### GIVEN DATA
◇ ◇ ◇ ◇ ◇ ◇ ◇
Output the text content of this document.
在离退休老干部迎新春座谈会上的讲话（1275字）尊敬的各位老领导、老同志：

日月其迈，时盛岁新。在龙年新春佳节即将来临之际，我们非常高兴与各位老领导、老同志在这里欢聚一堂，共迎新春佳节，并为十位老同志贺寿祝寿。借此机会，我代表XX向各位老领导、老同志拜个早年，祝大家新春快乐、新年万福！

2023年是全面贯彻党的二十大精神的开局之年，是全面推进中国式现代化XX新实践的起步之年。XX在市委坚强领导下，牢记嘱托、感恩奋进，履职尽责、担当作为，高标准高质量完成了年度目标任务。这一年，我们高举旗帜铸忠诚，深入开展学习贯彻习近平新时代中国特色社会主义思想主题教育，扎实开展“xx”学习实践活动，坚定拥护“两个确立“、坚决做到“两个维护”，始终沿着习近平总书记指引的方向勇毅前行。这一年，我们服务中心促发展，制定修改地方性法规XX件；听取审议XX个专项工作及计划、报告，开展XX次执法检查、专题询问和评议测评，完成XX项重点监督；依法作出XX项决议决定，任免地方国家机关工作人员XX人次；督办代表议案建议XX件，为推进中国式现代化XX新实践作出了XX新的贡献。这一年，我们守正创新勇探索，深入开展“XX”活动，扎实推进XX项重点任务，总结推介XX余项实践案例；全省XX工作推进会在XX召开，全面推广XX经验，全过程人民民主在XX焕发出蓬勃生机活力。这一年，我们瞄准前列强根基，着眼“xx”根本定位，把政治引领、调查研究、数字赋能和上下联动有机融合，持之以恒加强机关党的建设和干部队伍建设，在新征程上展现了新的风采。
◇ ◇ ◇ ◇ ◇ ◇ ◇
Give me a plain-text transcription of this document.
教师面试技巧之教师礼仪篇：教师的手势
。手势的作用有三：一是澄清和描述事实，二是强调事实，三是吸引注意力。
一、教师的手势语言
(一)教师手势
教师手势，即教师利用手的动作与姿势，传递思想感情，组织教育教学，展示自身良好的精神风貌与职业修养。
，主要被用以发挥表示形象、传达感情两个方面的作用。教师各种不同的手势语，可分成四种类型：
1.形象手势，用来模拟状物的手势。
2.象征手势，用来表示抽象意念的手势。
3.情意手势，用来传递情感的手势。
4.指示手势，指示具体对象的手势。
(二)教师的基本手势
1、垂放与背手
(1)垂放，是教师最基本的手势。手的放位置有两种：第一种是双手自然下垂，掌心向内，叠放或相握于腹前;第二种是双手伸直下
◇ ◇ ◇ ◇ ◇ ◇ ◇
Where a line in the entries holds "text", copy that line.

### TASK RESULT
Output the text content of this document.
Give me a plain-text transcription of this document.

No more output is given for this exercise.